- [What to produce]:
Return all lines that include the string "values".

- [Recorded data]:

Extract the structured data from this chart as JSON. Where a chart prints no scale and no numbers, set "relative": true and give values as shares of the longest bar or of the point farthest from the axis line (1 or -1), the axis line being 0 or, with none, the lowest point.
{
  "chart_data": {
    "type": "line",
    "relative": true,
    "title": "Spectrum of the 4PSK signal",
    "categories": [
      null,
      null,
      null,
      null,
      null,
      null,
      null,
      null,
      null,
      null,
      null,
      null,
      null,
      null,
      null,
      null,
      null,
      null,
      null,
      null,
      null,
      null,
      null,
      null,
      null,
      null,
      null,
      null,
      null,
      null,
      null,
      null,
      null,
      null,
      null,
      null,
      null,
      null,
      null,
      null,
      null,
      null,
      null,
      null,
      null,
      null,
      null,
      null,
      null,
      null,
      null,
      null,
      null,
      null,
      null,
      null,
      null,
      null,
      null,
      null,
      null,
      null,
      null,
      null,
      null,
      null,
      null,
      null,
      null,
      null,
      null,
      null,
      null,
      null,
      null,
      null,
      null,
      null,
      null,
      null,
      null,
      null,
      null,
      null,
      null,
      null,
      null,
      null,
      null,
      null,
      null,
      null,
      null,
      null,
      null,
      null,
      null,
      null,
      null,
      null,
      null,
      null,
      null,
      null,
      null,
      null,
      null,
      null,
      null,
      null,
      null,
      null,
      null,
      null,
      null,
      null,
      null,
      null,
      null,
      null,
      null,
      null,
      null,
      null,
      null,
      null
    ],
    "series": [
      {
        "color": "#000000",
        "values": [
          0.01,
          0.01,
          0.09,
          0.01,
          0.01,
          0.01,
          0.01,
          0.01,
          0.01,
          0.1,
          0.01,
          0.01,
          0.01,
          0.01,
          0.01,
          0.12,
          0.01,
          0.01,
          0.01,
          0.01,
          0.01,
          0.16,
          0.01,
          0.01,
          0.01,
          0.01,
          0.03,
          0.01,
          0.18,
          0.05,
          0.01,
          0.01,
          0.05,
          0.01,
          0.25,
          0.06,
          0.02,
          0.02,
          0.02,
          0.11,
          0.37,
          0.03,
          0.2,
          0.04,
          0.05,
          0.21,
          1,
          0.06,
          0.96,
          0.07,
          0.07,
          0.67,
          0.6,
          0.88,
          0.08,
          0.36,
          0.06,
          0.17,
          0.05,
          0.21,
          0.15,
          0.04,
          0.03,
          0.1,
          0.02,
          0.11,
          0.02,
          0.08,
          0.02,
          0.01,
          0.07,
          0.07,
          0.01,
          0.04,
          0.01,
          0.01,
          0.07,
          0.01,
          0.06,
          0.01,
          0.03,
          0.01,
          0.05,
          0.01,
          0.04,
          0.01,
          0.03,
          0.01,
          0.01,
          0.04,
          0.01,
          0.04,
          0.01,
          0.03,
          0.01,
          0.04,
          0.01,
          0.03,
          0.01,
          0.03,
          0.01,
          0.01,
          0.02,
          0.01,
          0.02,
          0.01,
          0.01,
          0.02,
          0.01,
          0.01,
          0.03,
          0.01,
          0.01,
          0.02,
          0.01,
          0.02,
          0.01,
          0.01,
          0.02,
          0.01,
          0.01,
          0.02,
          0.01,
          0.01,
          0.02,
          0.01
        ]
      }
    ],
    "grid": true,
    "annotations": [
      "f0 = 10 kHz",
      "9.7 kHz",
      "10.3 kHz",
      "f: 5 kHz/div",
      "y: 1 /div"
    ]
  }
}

- [Result for this task]:
Extract the structured data from this chart as JSON. Where a chart prints no scale and no numbers, set "relative": true and give values as shares of the longest bar or of the point farthest from the axis line (1 or -1), the axis line being 0 or, with none, the lowest point.
        "values": [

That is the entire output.